Figure data in JSON
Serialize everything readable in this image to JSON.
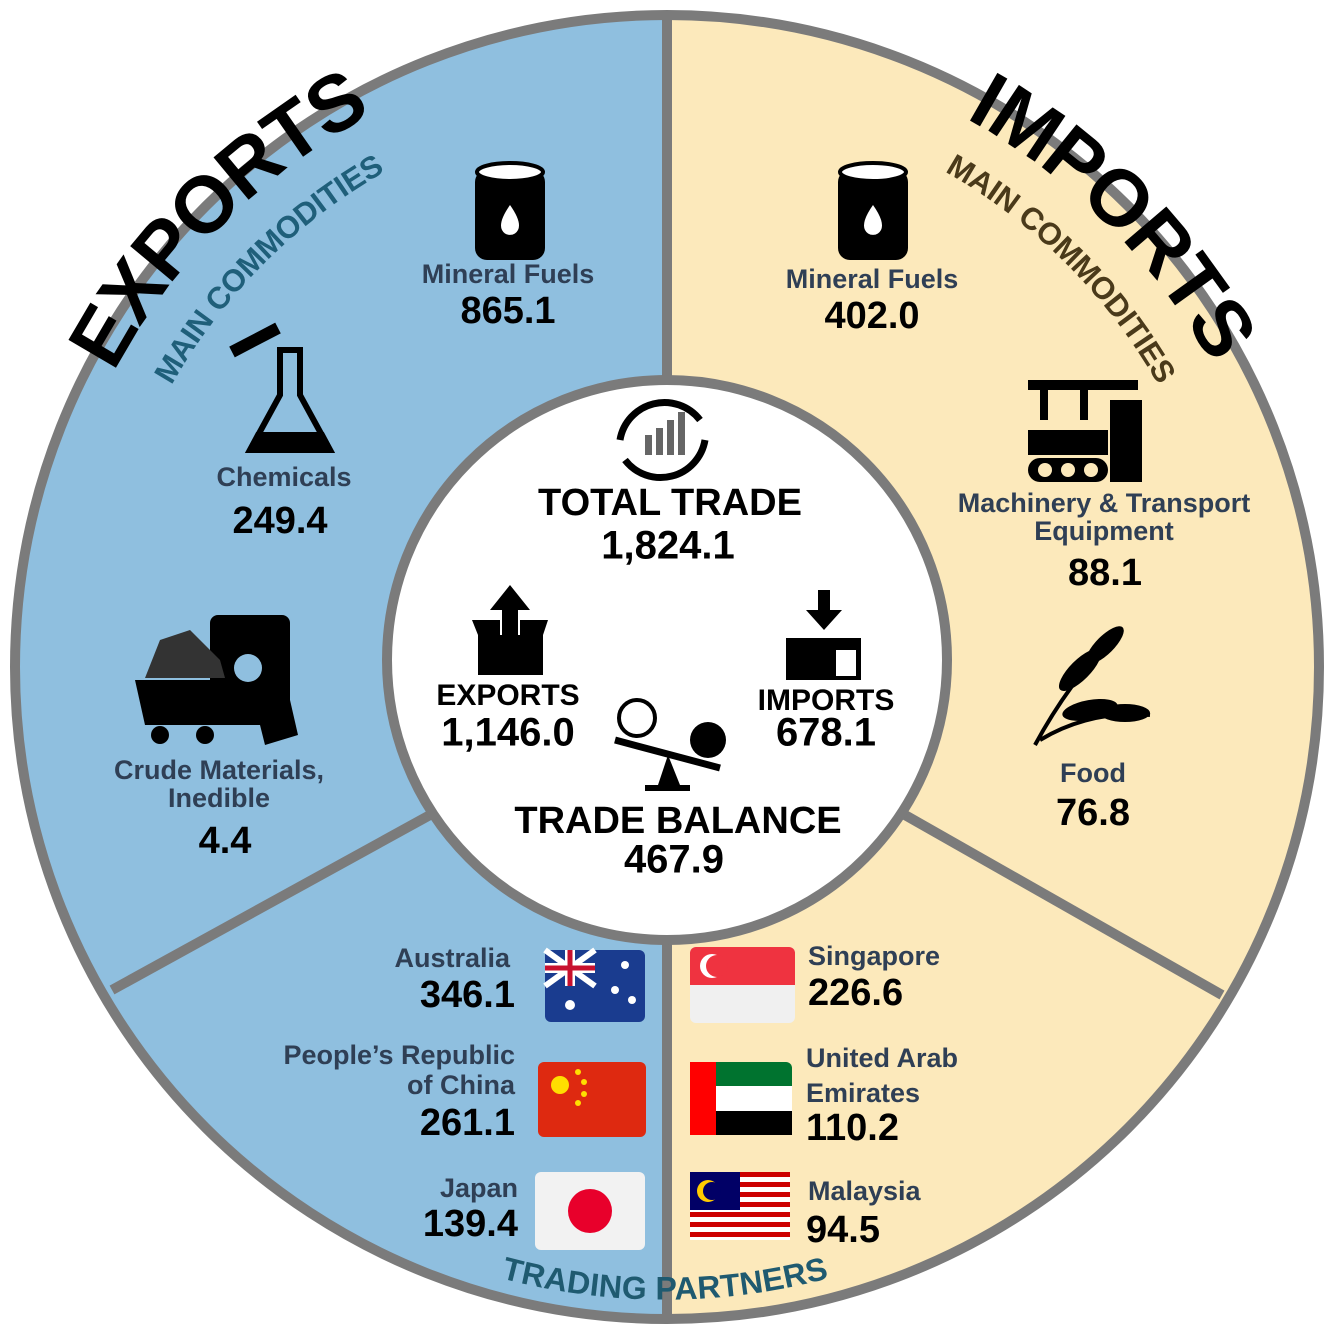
{
  "exports": {
    "title": "EXPORTS",
    "commodities_label": "MAIN COMMODITIES",
    "commodities": [
      {
        "name_lines": [
          "Mineral Fuels"
        ],
        "value": "865.1"
      },
      {
        "name_lines": [
          "Chemicals"
        ],
        "value": "249.4"
      },
      {
        "name_lines": [
          "Crude Materials,",
          "Inedible"
        ],
        "value": "4.4"
      }
    ],
    "partners": [
      {
        "name_lines": [
          "Australia"
        ],
        "value": "346.1"
      },
      {
        "name_lines": [
          "People’s Republic",
          "of China"
        ],
        "value": "261.1"
      },
      {
        "name_lines": [
          "Japan"
        ],
        "value": "139.4"
      }
    ]
  },
  "imports": {
    "title": "IMPORTS",
    "commodities_label": "MAIN COMMODITIES",
    "commodities": [
      {
        "name_lines": [
          "Mineral Fuels"
        ],
        "value": "402.0"
      },
      {
        "name_lines": [
          "Machinery & Transport",
          "Equipment"
        ],
        "value": "88.1"
      },
      {
        "name_lines": [
          "Food"
        ],
        "value": "76.8"
      }
    ],
    "partners": [
      {
        "name_lines": [
          "Singapore"
        ],
        "value": "226.6"
      },
      {
        "name_lines": [
          "United Arab",
          "Emirates"
        ],
        "value": "110.2"
      },
      {
        "name_lines": [
          "Malaysia"
        ],
        "value": "94.5"
      }
    ]
  },
  "partners_label": "TRADING PARTNERS",
  "center": {
    "total": {
      "label": "TOTAL TRADE",
      "value": "1,824.1"
    },
    "exports": {
      "label": "EXPORTS",
      "value": "1,146.0"
    },
    "imports": {
      "label": "IMPORTS",
      "value": "678.1"
    },
    "balance": {
      "label": "TRADE BALANCE",
      "value": "467.9"
    }
  }
}
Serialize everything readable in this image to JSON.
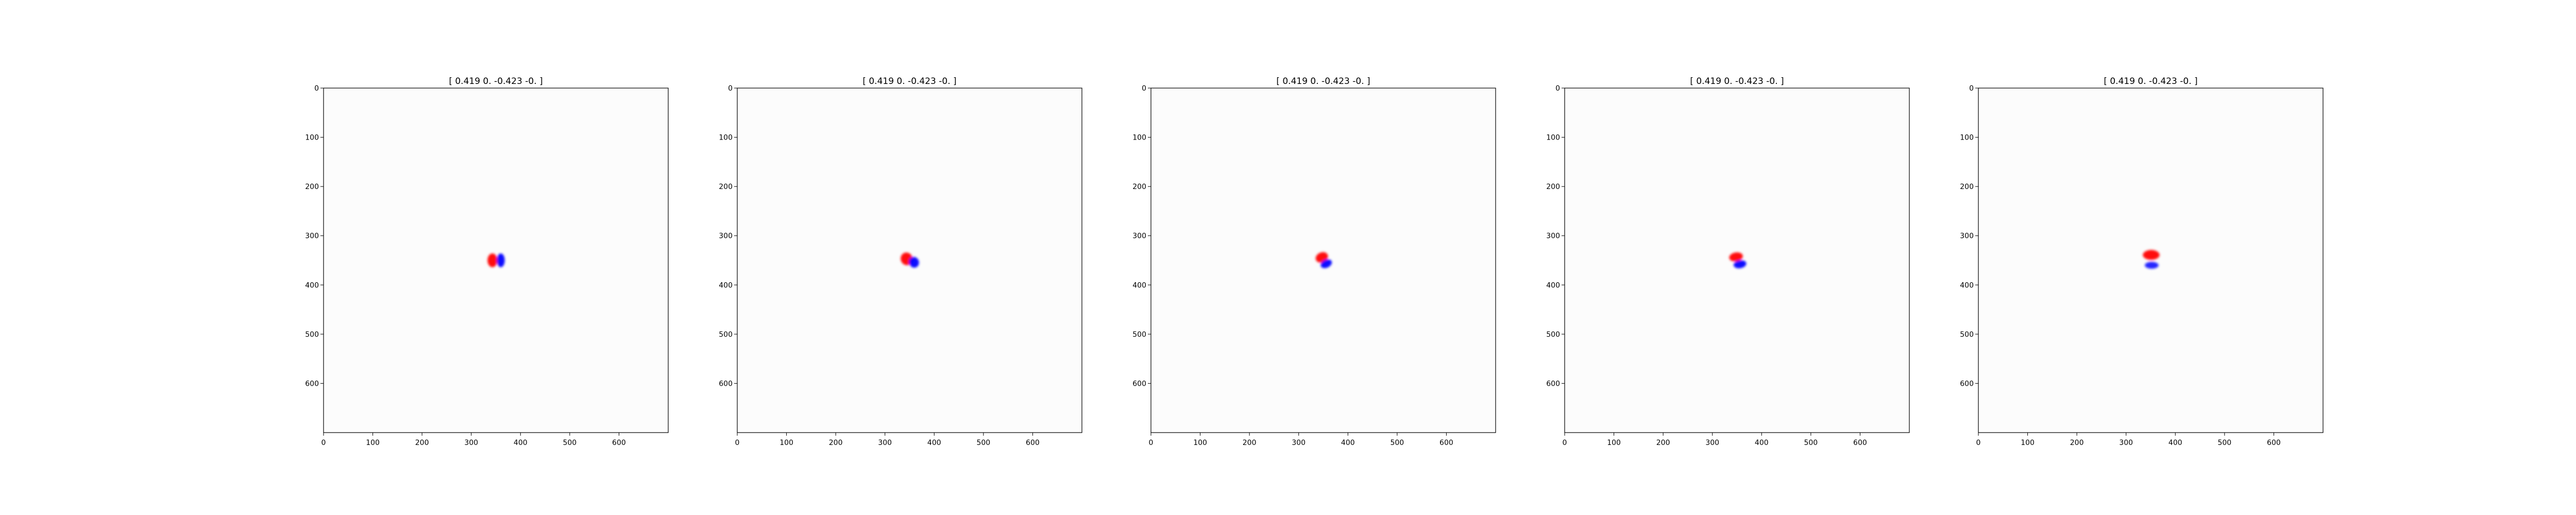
{
  "chart_data": [
    {
      "type": "heatmap",
      "title": "[ 0.419  0.    -0.423 -0.   ]",
      "xlabel": "",
      "ylabel": "",
      "xlim": [
        0,
        700
      ],
      "ylim": [
        700,
        0
      ],
      "xticks": [
        0,
        100,
        200,
        300,
        400,
        500,
        600
      ],
      "yticks": [
        0,
        100,
        200,
        300,
        400,
        500,
        600
      ],
      "colormap": "bwr",
      "grid": false,
      "features": [
        {
          "color": "#ff0000",
          "x": 343,
          "y": 350,
          "rx": 10,
          "ry": 14,
          "angle": 0,
          "opacity": 0.95
        },
        {
          "color": "#0000ff",
          "x": 360,
          "y": 350,
          "rx": 8,
          "ry": 14,
          "angle": 0,
          "opacity": 0.95
        }
      ]
    },
    {
      "type": "heatmap",
      "title": "[ 0.419  0.    -0.423 -0.   ]",
      "xlabel": "",
      "ylabel": "",
      "xlim": [
        0,
        700
      ],
      "ylim": [
        700,
        0
      ],
      "xticks": [
        0,
        100,
        200,
        300,
        400,
        500,
        600
      ],
      "yticks": [
        0,
        100,
        200,
        300,
        400,
        500,
        600
      ],
      "colormap": "bwr",
      "grid": false,
      "features": [
        {
          "color": "#ff0000",
          "x": 344,
          "y": 347,
          "rx": 12,
          "ry": 13,
          "angle": -20,
          "opacity": 0.95
        },
        {
          "color": "#0000ff",
          "x": 359,
          "y": 354,
          "rx": 10,
          "ry": 11,
          "angle": -20,
          "opacity": 0.95
        }
      ]
    },
    {
      "type": "heatmap",
      "title": "[ 0.419  0.    -0.423 -0.   ]",
      "xlabel": "",
      "ylabel": "",
      "xlim": [
        0,
        700
      ],
      "ylim": [
        700,
        0
      ],
      "xticks": [
        0,
        100,
        200,
        300,
        400,
        500,
        600
      ],
      "yticks": [
        0,
        100,
        200,
        300,
        400,
        500,
        600
      ],
      "colormap": "bwr",
      "grid": false,
      "features": [
        {
          "color": "#ff0000",
          "x": 347,
          "y": 344,
          "rx": 13,
          "ry": 10,
          "angle": -25,
          "opacity": 0.95
        },
        {
          "color": "#0000ff",
          "x": 356,
          "y": 357,
          "rx": 12,
          "ry": 8,
          "angle": -25,
          "opacity": 0.95
        }
      ]
    },
    {
      "type": "heatmap",
      "title": "[ 0.419  0.    -0.423 -0.   ]",
      "xlabel": "",
      "ylabel": "",
      "xlim": [
        0,
        700
      ],
      "ylim": [
        700,
        0
      ],
      "xticks": [
        0,
        100,
        200,
        300,
        400,
        500,
        600
      ],
      "yticks": [
        0,
        100,
        200,
        300,
        400,
        500,
        600
      ],
      "colormap": "bwr",
      "grid": false,
      "features": [
        {
          "color": "#ff0000",
          "x": 348,
          "y": 343,
          "rx": 14,
          "ry": 9,
          "angle": -10,
          "opacity": 0.95
        },
        {
          "color": "#0000ff",
          "x": 356,
          "y": 358,
          "rx": 13,
          "ry": 8,
          "angle": -10,
          "opacity": 0.95
        }
      ]
    },
    {
      "type": "heatmap",
      "title": "[ 0.419  0.    -0.423 -0.   ]",
      "xlabel": "",
      "ylabel": "",
      "xlim": [
        0,
        700
      ],
      "ylim": [
        700,
        0
      ],
      "xticks": [
        0,
        100,
        200,
        300,
        400,
        500,
        600
      ],
      "yticks": [
        0,
        100,
        200,
        300,
        400,
        500,
        600
      ],
      "colormap": "bwr",
      "grid": false,
      "features": [
        {
          "color": "#ff0000",
          "x": 351,
          "y": 339,
          "rx": 17,
          "ry": 10,
          "angle": 0,
          "opacity": 0.95
        },
        {
          "color": "#0000ff",
          "x": 352,
          "y": 360,
          "rx": 14,
          "ry": 7,
          "angle": 0,
          "opacity": 0.85
        }
      ]
    }
  ]
}
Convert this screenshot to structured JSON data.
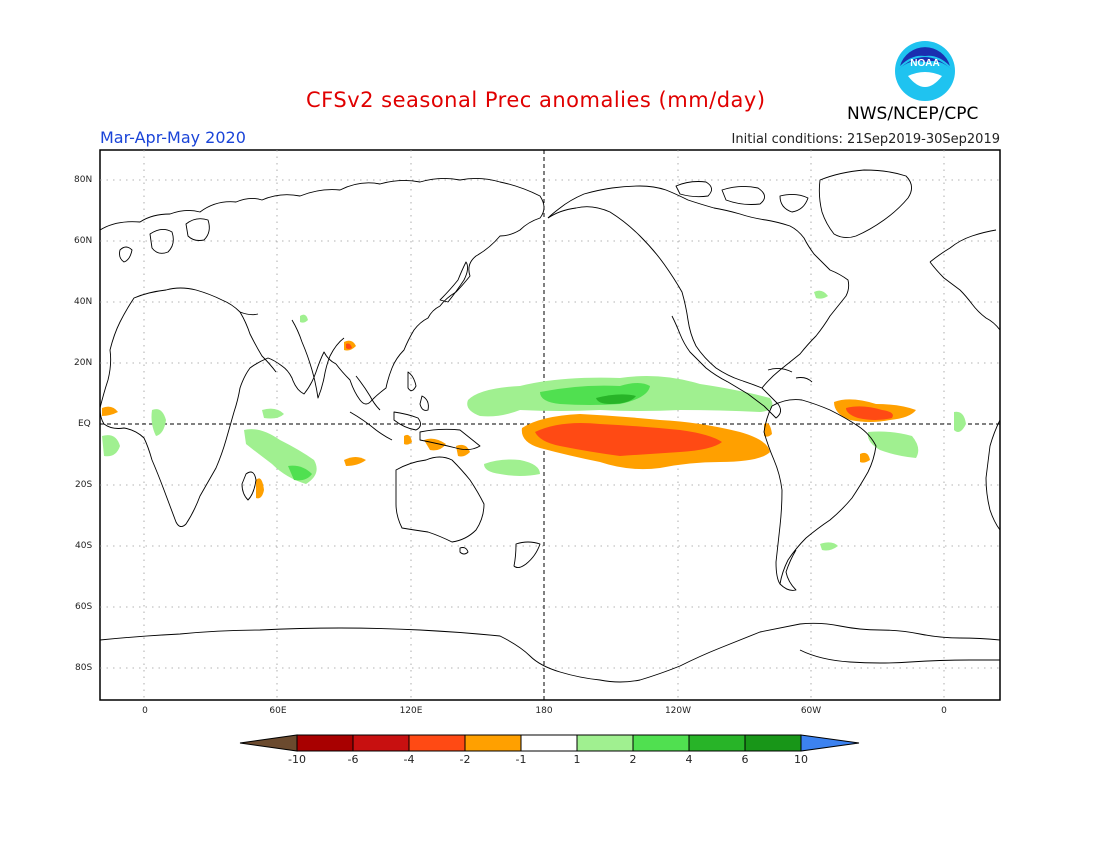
{
  "title": "CFSv2 seasonal Prec anomalies (mm/day)",
  "season": "Mar-Apr-May 2020",
  "initial_conditions": "Initial conditions: 21Sep2019-30Sep2019",
  "agency": "NWS/NCEP/CPC",
  "logo_text": "NOAA",
  "lat_labels": [
    "80N",
    "60N",
    "40N",
    "20N",
    "EQ",
    "20S",
    "40S",
    "60S",
    "80S"
  ],
  "lon_labels": [
    "0",
    "60E",
    "120E",
    "180",
    "120W",
    "60W",
    "0"
  ],
  "colorbar": {
    "labels": [
      "-10",
      "-6",
      "-4",
      "-2",
      "-1",
      "1",
      "2",
      "4",
      "6",
      "10"
    ],
    "colors": [
      "#6b4a2e",
      "#a80000",
      "#c81010",
      "#ff4a14",
      "#ffa000",
      "#ffffff",
      "#a0f090",
      "#50e050",
      "#28b428",
      "#189618",
      "#3c82f0"
    ]
  },
  "colors": {
    "land_outline": "#000000",
    "grid": "#909090",
    "title": "#e00000",
    "season": "#1a44d8"
  }
}
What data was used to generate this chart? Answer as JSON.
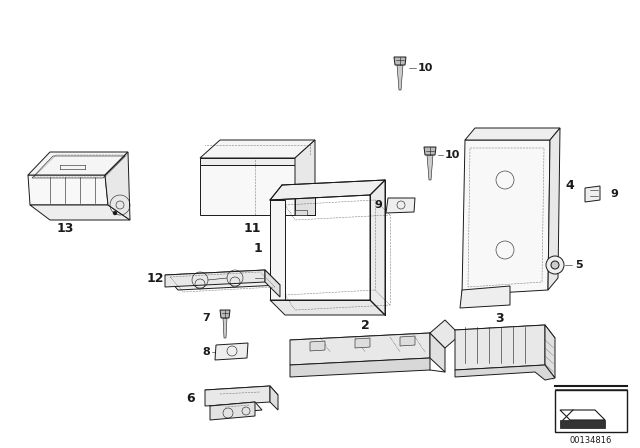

__Stated goal__. Copy the material above exactly and drop the pictures.

__Complete output__.
Serialize everything readable in this image to JSON.
{
  "exports": {
    "title": "EXPORTS",
    "commodities_label": "MAIN COMMODITIES",
    "commodities": [
      {
        "name_lines": [
          "Mineral Fuels"
        ],
        "value": "865.1"
      },
      {
        "name_lines": [
          "Chemicals"
        ],
        "value": "249.4"
      },
      {
        "name_lines": [
          "Crude Materials,",
          "Inedible"
        ],
        "value": "4.4"
      }
    ],
    "partners": [
      {
        "name_lines": [
          "Australia"
        ],
        "value": "346.1"
      },
      {
        "name_lines": [
          "People’s Republic",
          "of China"
        ],
        "value": "261.1"
      },
      {
        "name_lines": [
          "Japan"
        ],
        "value": "139.4"
      }
    ]
  },
  "imports": {
    "title": "IMPORTS",
    "commodities_label": "MAIN COMMODITIES",
    "commodities": [
      {
        "name_lines": [
          "Mineral Fuels"
        ],
        "value": "402.0"
      },
      {
        "name_lines": [
          "Machinery & Transport",
          "Equipment"
        ],
        "value": "88.1"
      },
      {
        "name_lines": [
          "Food"
        ],
        "value": "76.8"
      }
    ],
    "partners": [
      {
        "name_lines": [
          "Singapore"
        ],
        "value": "226.6"
      },
      {
        "name_lines": [
          "United Arab",
          "Emirates"
        ],
        "value": "110.2"
      },
      {
        "name_lines": [
          "Malaysia"
        ],
        "value": "94.5"
      }
    ]
  },
  "partners_label": "TRADING PARTNERS",
  "center": {
    "total": {
      "label": "TOTAL TRADE",
      "value": "1,824.1"
    },
    "exports": {
      "label": "EXPORTS",
      "value": "1,146.0"
    },
    "imports": {
      "label": "IMPORTS",
      "value": "678.1"
    },
    "balance": {
      "label": "TRADE BALANCE",
      "value": "467.9"
    }
  }
}
Serialize everything readable in this image to JSON.
{
  "chart_data": [
    {
      "type": "heatmap",
      "title": "[ 0.419  0.    -0.423 -0.   ]",
      "xlabel": "",
      "ylabel": "",
      "xlim": [
        0,
        700
      ],
      "ylim": [
        700,
        0
      ],
      "xticks": [
        0,
        100,
        200,
        300,
        400,
        500,
        600
      ],
      "yticks": [
        0,
        100,
        200,
        300,
        400,
        500,
        600
      ],
      "colormap": "bwr",
      "grid": false,
      "features": [
        {
          "color": "#ff0000",
          "x": 343,
          "y": 350,
          "rx": 10,
          "ry": 14,
          "angle": 0,
          "opacity": 0.95
        },
        {
          "color": "#0000ff",
          "x": 360,
          "y": 350,
          "rx": 8,
          "ry": 14,
          "angle": 0,
          "opacity": 0.95
        }
      ]
    },
    {
      "type": "heatmap",
      "title": "[ 0.419  0.    -0.423 -0.   ]",
      "xlabel": "",
      "ylabel": "",
      "xlim": [
        0,
        700
      ],
      "ylim": [
        700,
        0
      ],
      "xticks": [
        0,
        100,
        200,
        300,
        400,
        500,
        600
      ],
      "yticks": [
        0,
        100,
        200,
        300,
        400,
        500,
        600
      ],
      "colormap": "bwr",
      "grid": false,
      "features": [
        {
          "color": "#ff0000",
          "x": 344,
          "y": 347,
          "rx": 12,
          "ry": 13,
          "angle": -20,
          "opacity": 0.95
        },
        {
          "color": "#0000ff",
          "x": 359,
          "y": 354,
          "rx": 10,
          "ry": 11,
          "angle": -20,
          "opacity": 0.95
        }
      ]
    },
    {
      "type": "heatmap",
      "title": "[ 0.419  0.    -0.423 -0.   ]",
      "xlabel": "",
      "ylabel": "",
      "xlim": [
        0,
        700
      ],
      "ylim": [
        700,
        0
      ],
      "xticks": [
        0,
        100,
        200,
        300,
        400,
        500,
        600
      ],
      "yticks": [
        0,
        100,
        200,
        300,
        400,
        500,
        600
      ],
      "colormap": "bwr",
      "grid": false,
      "features": [
        {
          "color": "#ff0000",
          "x": 347,
          "y": 344,
          "rx": 13,
          "ry": 10,
          "angle": -25,
          "opacity": 0.95
        },
        {
          "color": "#0000ff",
          "x": 356,
          "y": 357,
          "rx": 12,
          "ry": 8,
          "angle": -25,
          "opacity": 0.95
        }
      ]
    },
    {
      "type": "heatmap",
      "title": "[ 0.419  0.    -0.423 -0.   ]",
      "xlabel": "",
      "ylabel": "",
      "xlim": [
        0,
        700
      ],
      "ylim": [
        700,
        0
      ],
      "xticks": [
        0,
        100,
        200,
        300,
        400,
        500,
        600
      ],
      "yticks": [
        0,
        100,
        200,
        300,
        400,
        500,
        600
      ],
      "colormap": "bwr",
      "grid": false,
      "features": [
        {
          "color": "#ff0000",
          "x": 348,
          "y": 343,
          "rx": 14,
          "ry": 9,
          "angle": -10,
          "opacity": 0.95
        },
        {
          "color": "#0000ff",
          "x": 356,
          "y": 358,
          "rx": 13,
          "ry": 8,
          "angle": -10,
          "opacity": 0.95
        }
      ]
    },
    {
      "type": "heatmap",
      "title": "[ 0.419  0.    -0.423 -0.   ]",
      "xlabel": "",
      "ylabel": "",
      "xlim": [
        0,
        700
      ],
      "ylim": [
        700,
        0
      ],
      "xticks": [
        0,
        100,
        200,
        300,
        400,
        500,
        600
      ],
      "yticks": [
        0,
        100,
        200,
        300,
        400,
        500,
        600
      ],
      "colormap": "bwr",
      "grid": false,
      "features": [
        {
          "color": "#ff0000",
          "x": 351,
          "y": 339,
          "rx": 17,
          "ry": 10,
          "angle": 0,
          "opacity": 0.95
        },
        {
          "color": "#0000ff",
          "x": 352,
          "y": 360,
          "rx": 14,
          "ry": 7,
          "angle": 0,
          "opacity": 0.85
        }
      ]
    }
  ]
}
Convert this screenshot to structured JSON data.
{
  "title": "CFSv2 seasonal Prec anomalies (mm/day)",
  "season": "Mar-Apr-May 2020",
  "initial_conditions": "Initial conditions: 21Sep2019-30Sep2019",
  "agency": "NWS/NCEP/CPC",
  "logo_text": "NOAA",
  "lat_labels": [
    "80N",
    "60N",
    "40N",
    "20N",
    "EQ",
    "20S",
    "40S",
    "60S",
    "80S"
  ],
  "lon_labels": [
    "0",
    "60E",
    "120E",
    "180",
    "120W",
    "60W",
    "0"
  ],
  "colorbar": {
    "labels": [
      "-10",
      "-6",
      "-4",
      "-2",
      "-1",
      "1",
      "2",
      "4",
      "6",
      "10"
    ],
    "colors": [
      "#6b4a2e",
      "#a80000",
      "#c81010",
      "#ff4a14",
      "#ffa000",
      "#ffffff",
      "#a0f090",
      "#50e050",
      "#28b428",
      "#189618",
      "#3c82f0"
    ]
  },
  "colors": {
    "land_outline": "#000000",
    "grid": "#909090",
    "title": "#e00000",
    "season": "#1a44d8"
  }
}
What data was used to generate this chart? Answer as JSON.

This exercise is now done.